Read the lines that follow and pick out every one containing the word "this".
-------------------------
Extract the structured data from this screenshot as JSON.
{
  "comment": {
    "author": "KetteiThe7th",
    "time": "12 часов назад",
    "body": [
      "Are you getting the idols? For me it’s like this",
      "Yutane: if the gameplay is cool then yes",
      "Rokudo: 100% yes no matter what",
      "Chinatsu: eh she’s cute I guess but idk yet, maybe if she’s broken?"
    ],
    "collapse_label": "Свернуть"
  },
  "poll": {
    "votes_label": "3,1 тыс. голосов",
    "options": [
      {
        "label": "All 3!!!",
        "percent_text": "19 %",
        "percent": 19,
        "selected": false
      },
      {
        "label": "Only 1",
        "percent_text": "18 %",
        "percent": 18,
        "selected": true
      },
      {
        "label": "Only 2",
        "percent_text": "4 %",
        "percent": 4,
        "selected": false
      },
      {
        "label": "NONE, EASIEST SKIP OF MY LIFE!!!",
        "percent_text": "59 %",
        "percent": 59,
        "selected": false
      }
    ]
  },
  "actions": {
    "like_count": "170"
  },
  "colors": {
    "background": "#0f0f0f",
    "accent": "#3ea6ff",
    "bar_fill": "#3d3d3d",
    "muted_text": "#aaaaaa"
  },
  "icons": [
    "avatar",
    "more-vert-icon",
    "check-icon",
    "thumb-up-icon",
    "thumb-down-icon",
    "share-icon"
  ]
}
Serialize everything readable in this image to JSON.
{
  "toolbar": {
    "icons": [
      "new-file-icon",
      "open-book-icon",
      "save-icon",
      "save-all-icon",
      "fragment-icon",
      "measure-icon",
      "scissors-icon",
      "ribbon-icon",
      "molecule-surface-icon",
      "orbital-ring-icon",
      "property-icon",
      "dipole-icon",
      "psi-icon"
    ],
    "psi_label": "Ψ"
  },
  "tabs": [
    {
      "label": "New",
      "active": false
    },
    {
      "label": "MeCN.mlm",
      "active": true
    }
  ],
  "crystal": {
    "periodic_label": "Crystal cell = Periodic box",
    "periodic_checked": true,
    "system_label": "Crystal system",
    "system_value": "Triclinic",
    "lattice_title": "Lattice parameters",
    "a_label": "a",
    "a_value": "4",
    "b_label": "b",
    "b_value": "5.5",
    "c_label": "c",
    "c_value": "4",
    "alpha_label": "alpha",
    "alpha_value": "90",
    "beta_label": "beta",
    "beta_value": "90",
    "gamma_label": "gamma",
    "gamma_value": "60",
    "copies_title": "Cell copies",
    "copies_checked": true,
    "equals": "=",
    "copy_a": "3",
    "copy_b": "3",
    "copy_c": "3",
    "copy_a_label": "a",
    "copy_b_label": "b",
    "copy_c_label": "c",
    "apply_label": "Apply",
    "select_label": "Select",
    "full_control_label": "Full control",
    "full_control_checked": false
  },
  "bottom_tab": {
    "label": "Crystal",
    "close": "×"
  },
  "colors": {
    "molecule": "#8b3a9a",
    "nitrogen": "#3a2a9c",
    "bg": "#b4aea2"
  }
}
-------------------------
→ Exercise answer:
Extract the structured data from this screenshot as JSON.
      "Are you getting the idols? For me it’s like this",
Serialize everything readable in this image to JSON.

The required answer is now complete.